-- PROBLEM DETAILS --
Check each line of the records below for the word "things" and copy those where it appears.

-- RECORD EXCERPTS --

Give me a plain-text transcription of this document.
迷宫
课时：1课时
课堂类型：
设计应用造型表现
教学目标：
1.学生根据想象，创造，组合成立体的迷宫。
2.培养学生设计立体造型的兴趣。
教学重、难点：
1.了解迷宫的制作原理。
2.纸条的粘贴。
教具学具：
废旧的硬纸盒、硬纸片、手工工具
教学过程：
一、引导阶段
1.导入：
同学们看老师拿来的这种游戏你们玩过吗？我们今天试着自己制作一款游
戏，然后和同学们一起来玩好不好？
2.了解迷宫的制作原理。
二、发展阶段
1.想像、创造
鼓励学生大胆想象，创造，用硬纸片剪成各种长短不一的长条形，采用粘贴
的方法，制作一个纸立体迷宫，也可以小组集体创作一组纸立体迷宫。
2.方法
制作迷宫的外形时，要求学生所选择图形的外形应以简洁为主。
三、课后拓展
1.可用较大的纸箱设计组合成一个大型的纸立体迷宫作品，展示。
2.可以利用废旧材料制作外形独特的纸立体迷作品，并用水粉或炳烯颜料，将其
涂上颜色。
* * *
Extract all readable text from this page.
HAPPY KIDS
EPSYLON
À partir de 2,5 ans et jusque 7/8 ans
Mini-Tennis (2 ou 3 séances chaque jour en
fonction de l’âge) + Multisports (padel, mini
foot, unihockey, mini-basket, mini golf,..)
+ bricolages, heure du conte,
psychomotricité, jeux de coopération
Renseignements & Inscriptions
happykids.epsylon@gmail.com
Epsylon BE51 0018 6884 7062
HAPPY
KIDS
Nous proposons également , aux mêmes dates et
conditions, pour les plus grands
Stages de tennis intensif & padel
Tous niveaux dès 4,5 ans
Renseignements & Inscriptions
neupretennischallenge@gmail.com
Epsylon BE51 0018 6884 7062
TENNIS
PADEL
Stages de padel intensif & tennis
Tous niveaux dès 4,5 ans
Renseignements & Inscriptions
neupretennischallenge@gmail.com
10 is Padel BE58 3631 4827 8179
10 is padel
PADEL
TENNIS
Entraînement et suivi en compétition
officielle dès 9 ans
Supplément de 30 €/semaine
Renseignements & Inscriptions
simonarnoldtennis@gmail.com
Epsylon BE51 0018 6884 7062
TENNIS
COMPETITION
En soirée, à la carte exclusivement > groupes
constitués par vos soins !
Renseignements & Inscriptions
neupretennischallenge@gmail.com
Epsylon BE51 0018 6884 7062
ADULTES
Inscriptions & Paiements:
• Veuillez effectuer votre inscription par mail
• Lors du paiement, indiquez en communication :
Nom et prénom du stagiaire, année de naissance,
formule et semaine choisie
--
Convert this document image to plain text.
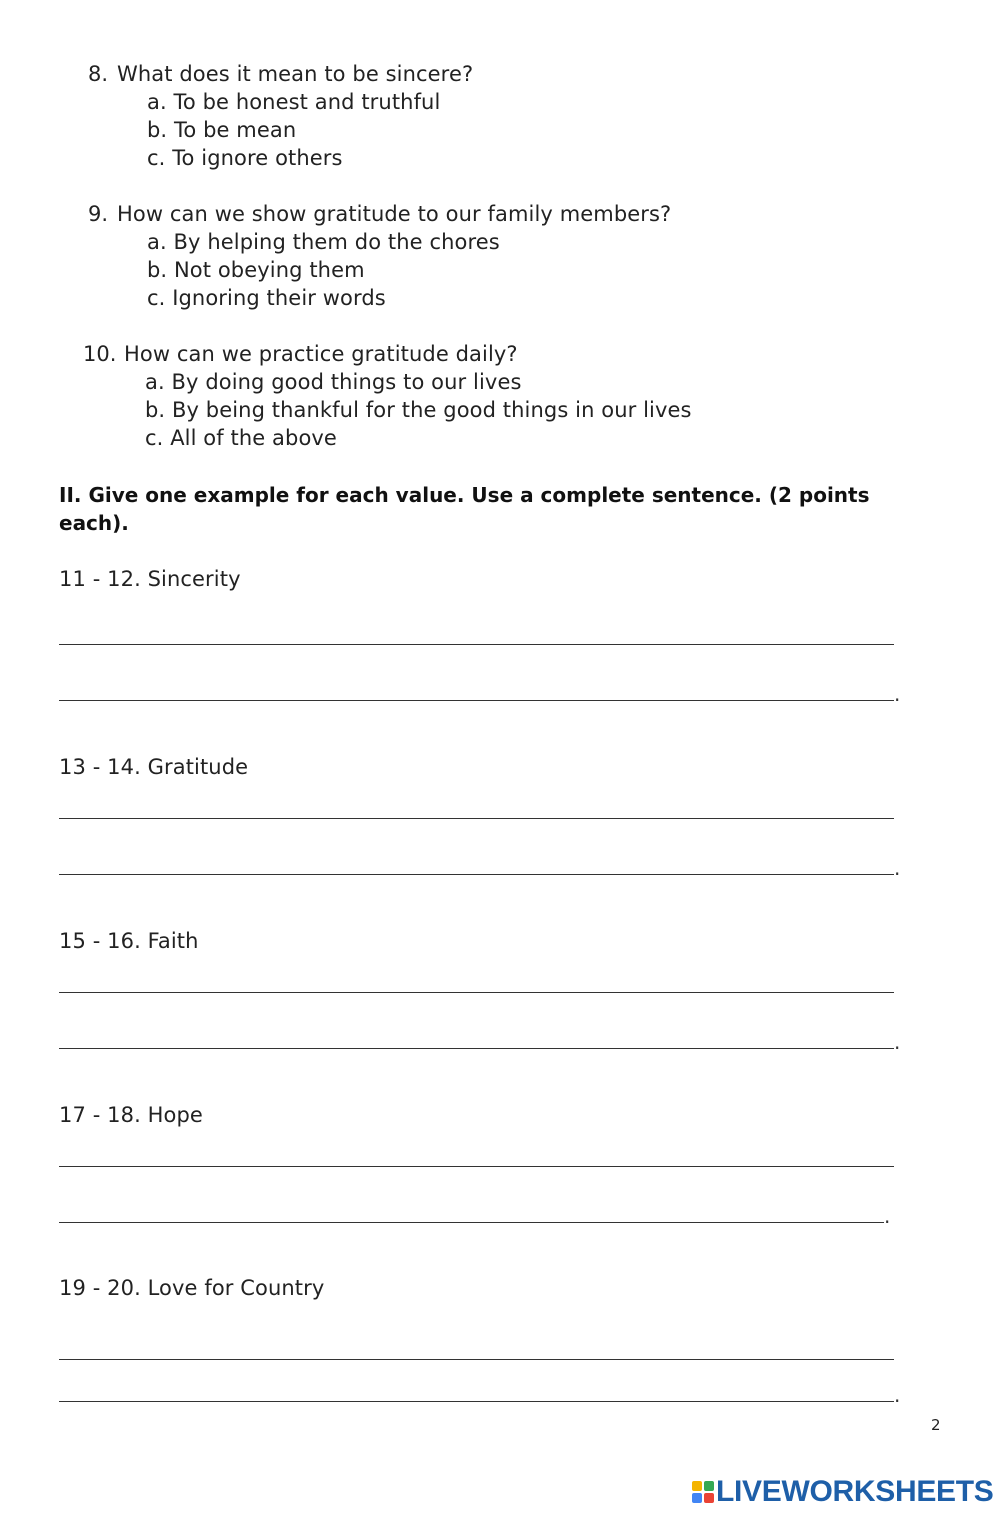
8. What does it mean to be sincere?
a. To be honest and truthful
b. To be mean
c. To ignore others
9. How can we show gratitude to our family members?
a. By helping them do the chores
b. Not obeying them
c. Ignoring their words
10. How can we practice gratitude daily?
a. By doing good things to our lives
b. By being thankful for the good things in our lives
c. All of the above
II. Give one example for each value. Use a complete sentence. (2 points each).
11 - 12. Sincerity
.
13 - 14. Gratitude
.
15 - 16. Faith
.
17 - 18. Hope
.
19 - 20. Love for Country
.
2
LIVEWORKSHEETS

-- FINAL ANSWER --
a. By doing good things to our lives
b. By being thankful for the good things in our lives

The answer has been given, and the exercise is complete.